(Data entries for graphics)
_ _ _ _
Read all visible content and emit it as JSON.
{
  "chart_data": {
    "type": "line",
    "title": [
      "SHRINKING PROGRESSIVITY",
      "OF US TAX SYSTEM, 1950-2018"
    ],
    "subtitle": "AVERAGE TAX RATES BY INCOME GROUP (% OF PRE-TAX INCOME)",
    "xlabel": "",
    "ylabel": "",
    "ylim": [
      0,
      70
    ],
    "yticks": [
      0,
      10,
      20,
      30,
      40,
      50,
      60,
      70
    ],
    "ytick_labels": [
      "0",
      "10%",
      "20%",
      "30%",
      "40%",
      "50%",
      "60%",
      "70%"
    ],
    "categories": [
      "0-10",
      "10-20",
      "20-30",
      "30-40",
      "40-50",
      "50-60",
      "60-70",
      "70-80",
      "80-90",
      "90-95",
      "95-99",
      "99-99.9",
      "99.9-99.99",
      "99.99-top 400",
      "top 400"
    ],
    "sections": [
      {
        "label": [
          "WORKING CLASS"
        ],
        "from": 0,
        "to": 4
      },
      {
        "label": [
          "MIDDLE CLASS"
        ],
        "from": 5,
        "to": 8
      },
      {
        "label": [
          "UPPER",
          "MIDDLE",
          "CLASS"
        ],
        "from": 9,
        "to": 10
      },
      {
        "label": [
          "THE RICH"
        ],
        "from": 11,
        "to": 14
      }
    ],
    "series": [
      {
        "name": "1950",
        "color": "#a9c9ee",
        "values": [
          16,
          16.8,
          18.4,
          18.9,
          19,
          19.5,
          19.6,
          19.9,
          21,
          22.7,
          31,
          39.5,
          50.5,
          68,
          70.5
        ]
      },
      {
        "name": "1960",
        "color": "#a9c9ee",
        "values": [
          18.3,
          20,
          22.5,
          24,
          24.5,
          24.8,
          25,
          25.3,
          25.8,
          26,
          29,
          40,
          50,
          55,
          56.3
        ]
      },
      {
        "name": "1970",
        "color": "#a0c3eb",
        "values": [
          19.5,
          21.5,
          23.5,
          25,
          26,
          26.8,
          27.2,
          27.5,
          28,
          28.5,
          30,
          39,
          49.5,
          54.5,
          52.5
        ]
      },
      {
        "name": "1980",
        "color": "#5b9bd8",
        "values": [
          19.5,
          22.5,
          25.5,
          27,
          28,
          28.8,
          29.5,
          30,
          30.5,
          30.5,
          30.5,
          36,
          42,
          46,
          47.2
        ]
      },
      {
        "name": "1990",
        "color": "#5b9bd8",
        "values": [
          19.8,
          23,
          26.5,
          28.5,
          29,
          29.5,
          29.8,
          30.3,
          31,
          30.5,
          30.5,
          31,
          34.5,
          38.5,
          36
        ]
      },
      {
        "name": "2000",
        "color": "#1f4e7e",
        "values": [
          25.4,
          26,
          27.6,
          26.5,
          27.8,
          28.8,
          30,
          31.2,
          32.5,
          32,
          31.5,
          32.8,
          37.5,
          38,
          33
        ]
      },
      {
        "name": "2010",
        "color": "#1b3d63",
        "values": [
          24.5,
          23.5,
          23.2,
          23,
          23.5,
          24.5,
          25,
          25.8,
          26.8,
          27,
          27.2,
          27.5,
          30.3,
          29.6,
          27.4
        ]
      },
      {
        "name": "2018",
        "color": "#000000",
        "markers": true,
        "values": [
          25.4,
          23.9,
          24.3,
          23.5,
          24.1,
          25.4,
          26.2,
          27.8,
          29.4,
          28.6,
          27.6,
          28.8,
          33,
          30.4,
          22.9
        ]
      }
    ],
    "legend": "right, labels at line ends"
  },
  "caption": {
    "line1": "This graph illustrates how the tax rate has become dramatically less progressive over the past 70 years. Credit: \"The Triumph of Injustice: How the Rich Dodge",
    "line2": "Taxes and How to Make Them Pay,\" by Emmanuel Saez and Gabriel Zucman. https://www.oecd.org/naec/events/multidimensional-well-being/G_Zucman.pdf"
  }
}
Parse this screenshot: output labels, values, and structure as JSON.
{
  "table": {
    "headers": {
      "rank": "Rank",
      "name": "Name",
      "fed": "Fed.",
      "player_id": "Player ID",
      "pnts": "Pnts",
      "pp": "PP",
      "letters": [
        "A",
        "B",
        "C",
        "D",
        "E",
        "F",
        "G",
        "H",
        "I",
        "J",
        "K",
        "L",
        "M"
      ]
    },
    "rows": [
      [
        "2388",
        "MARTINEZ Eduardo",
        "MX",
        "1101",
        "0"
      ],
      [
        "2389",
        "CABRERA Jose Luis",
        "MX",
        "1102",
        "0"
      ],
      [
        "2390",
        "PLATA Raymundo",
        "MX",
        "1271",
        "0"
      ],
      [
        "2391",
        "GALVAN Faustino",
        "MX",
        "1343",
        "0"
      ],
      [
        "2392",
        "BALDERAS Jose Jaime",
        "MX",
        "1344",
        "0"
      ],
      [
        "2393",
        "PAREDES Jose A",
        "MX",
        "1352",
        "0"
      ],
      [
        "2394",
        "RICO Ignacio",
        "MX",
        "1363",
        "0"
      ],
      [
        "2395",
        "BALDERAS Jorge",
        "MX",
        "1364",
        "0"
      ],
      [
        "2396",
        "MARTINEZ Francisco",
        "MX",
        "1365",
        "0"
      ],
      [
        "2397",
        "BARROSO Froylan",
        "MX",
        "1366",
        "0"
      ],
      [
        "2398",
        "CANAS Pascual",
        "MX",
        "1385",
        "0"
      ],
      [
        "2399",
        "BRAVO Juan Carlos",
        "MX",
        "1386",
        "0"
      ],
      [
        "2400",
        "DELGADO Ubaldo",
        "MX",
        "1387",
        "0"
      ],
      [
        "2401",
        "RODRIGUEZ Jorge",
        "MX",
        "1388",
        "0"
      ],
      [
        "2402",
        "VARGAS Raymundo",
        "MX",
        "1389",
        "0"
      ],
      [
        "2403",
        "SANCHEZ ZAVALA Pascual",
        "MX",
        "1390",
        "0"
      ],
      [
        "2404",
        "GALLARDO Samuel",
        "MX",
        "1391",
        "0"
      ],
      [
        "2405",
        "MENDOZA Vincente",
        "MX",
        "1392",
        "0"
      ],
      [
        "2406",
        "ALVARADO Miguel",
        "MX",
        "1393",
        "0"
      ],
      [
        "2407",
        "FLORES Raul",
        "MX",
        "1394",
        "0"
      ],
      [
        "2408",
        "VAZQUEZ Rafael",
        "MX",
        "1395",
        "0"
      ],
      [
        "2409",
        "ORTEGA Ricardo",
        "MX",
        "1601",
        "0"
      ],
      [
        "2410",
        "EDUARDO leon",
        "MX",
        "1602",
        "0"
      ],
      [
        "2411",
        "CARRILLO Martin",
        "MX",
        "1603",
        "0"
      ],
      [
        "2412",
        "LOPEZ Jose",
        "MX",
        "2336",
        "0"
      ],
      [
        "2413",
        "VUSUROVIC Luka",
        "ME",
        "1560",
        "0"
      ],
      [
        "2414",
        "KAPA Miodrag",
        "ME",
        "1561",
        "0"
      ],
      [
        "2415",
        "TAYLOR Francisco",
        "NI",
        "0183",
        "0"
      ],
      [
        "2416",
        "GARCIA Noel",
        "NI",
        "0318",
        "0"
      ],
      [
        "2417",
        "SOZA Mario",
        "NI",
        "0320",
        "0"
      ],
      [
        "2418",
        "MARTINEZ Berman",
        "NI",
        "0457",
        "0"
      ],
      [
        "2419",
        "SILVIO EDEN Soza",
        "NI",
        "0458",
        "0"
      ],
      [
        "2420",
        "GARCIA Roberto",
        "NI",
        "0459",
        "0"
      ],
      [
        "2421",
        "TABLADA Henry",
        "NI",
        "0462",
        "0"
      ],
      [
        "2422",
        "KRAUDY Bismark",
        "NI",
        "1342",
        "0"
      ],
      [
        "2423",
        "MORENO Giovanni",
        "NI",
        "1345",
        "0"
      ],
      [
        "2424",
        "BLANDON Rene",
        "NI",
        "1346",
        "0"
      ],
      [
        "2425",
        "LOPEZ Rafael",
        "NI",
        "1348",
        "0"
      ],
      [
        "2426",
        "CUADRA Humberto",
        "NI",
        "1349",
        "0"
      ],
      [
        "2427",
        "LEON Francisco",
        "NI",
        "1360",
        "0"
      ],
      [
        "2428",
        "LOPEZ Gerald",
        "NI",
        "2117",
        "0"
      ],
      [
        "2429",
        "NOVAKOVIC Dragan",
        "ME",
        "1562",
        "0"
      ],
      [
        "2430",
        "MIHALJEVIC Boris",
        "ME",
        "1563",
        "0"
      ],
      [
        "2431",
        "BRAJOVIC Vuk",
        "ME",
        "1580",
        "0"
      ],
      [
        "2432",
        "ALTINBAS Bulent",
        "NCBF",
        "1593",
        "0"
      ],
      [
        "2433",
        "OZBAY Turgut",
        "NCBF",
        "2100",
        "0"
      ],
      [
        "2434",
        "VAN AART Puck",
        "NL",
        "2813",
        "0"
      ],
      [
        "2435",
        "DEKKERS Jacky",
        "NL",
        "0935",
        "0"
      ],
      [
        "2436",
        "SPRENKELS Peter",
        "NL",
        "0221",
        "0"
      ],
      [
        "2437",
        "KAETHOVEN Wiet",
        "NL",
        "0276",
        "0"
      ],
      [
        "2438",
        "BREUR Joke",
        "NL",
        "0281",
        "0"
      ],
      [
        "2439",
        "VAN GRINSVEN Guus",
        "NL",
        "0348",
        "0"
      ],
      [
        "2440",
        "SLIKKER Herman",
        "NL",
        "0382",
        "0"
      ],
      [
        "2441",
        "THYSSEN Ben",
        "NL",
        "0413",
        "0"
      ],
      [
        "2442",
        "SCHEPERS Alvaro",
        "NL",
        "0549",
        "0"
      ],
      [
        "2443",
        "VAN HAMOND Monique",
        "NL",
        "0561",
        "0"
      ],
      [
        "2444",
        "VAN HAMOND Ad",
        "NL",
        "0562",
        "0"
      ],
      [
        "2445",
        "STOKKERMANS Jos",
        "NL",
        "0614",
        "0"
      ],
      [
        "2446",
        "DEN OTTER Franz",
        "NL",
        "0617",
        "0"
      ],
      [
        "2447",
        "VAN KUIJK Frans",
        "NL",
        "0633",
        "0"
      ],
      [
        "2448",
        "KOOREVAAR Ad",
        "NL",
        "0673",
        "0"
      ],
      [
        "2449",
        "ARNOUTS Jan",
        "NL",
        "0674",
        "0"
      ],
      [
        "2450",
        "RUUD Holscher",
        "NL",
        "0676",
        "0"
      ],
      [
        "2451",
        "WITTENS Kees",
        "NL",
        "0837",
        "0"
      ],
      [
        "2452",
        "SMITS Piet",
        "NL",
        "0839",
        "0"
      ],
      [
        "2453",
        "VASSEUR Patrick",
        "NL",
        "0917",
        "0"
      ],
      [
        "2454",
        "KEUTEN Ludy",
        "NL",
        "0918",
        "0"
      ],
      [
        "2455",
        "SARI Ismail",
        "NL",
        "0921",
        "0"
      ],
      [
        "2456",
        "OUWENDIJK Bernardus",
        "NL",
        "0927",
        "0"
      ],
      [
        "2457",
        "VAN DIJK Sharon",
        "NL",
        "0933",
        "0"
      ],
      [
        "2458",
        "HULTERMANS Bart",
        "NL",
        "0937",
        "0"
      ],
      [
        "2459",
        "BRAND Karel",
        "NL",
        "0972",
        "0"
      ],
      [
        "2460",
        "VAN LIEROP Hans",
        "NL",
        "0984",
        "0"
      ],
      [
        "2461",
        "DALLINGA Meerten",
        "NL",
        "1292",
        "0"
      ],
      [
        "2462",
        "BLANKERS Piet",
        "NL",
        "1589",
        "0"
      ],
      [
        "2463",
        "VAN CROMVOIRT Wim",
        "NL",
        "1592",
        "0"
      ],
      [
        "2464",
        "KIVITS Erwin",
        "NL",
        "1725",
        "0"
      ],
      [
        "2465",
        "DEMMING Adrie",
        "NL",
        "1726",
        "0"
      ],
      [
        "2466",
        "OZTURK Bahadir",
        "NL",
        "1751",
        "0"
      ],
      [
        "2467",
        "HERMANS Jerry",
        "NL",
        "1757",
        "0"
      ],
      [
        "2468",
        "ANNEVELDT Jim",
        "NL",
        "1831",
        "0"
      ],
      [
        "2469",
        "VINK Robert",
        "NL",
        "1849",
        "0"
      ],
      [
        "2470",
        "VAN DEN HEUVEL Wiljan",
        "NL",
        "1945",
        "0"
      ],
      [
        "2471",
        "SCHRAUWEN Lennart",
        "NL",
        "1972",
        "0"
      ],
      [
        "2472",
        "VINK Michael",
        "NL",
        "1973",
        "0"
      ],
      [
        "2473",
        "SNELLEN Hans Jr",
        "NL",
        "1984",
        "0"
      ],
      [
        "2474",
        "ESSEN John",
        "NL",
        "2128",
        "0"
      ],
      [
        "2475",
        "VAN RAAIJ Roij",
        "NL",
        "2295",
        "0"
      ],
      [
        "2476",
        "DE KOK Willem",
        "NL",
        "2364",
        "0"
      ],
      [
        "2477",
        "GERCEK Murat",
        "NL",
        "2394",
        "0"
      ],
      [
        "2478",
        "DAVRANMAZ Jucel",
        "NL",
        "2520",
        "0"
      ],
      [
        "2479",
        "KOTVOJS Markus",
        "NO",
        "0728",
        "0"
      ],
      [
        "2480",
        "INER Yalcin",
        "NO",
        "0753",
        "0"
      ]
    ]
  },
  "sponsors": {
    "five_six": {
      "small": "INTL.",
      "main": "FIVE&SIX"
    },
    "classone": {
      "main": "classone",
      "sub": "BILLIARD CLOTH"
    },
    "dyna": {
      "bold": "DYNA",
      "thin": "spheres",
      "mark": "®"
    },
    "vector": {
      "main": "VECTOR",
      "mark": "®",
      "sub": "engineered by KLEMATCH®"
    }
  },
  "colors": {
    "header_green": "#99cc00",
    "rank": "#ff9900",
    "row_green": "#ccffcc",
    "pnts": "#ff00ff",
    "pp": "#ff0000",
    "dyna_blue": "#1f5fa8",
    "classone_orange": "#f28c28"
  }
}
_ _ _ _
Exercise
Report each line in the preceding entries that holds the string "Francisco".

Written solution
        "MARTINEZ Francisco",
        "TAYLOR Francisco",
        "LEON Francisco",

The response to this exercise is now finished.